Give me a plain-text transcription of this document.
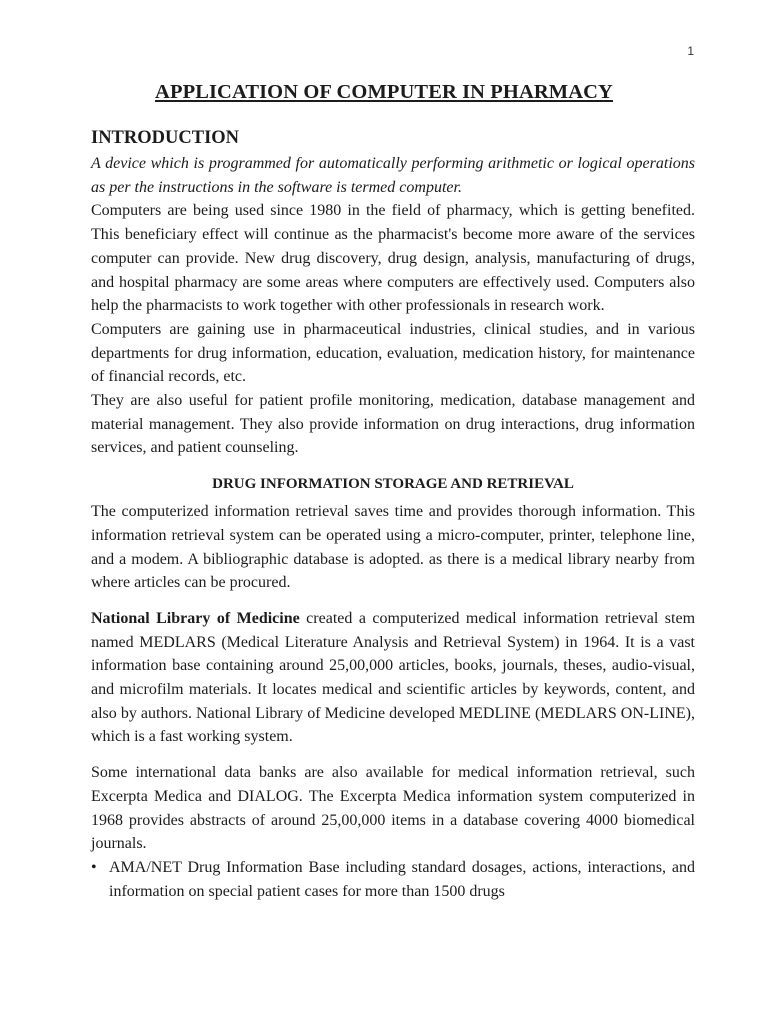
1
APPLICATION OF COMPUTER IN PHARMACY
INTRODUCTION

A device which is programmed for automatically performing arithmetic or logical operations as per the instructions in the software is termed computer.

Computers are being used since 1980 in the field of pharmacy, which is getting benefited. This beneficiary effect will continue as the pharmacist's become more aware of the services computer can provide. New drug discovery, drug design, analysis, manufacturing of drugs, and hospital pharmacy are some areas where computers are effectively used. Computers also help the pharmacists to work together with other professionals in research work.

Computers are gaining use in pharmaceutical industries, clinical studies, and in various departments for drug information, education, evaluation, medication history, for maintenance of financial records, etc.

They are also useful for patient profile monitoring, medication, database management and material management. They also provide information on drug interactions, drug information services, and patient counseling.

DRUG INFORMATION STORAGE AND RETRIEVAL

The computerized information retrieval saves time and provides thorough information. This information retrieval system can be operated using a micro-computer, printer, telephone line, and a modem. A bibliographic database is adopted. as there is a medical library nearby from where articles can be procured.

National Library of Medicine created a computerized medical information retrieval stem named MEDLARS (Medical Literature Analysis and Retrieval System) in 1964. It is a vast information base containing around 25,00,000 articles, books, journals, theses, audio-visual, and microfilm materials. It locates medical and scientific articles by keywords, content, and also by authors. National Library of Medicine developed MEDLINE (MEDLARS ON-LINE), which is a fast working system.

Some international data banks are also available for medical information retrieval, such Excerpta Medica and DIALOG. The Excerpta Medica information system computerized in 1968 provides abstracts of around 25,00,000 items in a database covering 4000 biomedical journals.

• AMA/NET Drug Information Base including standard dosages, actions, interactions, and information on special patient cases for more than 1500 drugs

» **DIRECTIONS**
Give every record again exactly, apart from the pictures, which stay out.

» **EXERCISE OUTPUT**
Give me a plain-text transcription of this document.
1
APPLICATION OF COMPUTER IN PHARMACY
INTRODUCTION

A device which is programmed for automatically performing arithmetic or logical operations as per the instructions in the software is termed computer.

Computers are being used since 1980 in the field of pharmacy, which is getting benefited. This beneficiary effect will continue as the pharmacist's become more aware of the services computer can provide. New drug discovery, drug design, analysis, manufacturing of drugs, and hospital pharmacy are some areas where computers are effectively used. Computers also help the pharmacists to work together with other professionals in research work.

Computers are gaining use in pharmaceutical industries, clinical studies, and in various departments for drug information, education, evaluation, medication history, for maintenance of financial records, etc.

They are also useful for patient profile monitoring, medication, database management and material management. They also provide information on drug interactions, drug information services, and patient counseling.

DRUG INFORMATION STORAGE AND RETRIEVAL

The computerized information retrieval saves time and provides thorough information. This information retrieval system can be operated using a micro-computer, printer, telephone line, and a modem. A bibliographic database is adopted. as there is a medical library nearby from where articles can be procured.

National Library of Medicine created a computerized medical information retrieval stem named MEDLARS (Medical Literature Analysis and Retrieval System) in 1964. It is a vast information base containing around 25,00,000 articles, books, journals, theses, audio-visual, and microfilm materials. It locates medical and scientific articles by keywords, content, and also by authors. National Library of Medicine developed MEDLINE (MEDLARS ON-LINE), which is a fast working system.

Some international data banks are also available for medical information retrieval, such Excerpta Medica and DIALOG. The Excerpta Medica information system computerized in 1968 provides abstracts of around 25,00,000 items in a database covering 4000 biomedical journals.

• AMA/NET Drug Information Base including standard dosages, actions, interactions, and information on special patient cases for more than 1500 drugs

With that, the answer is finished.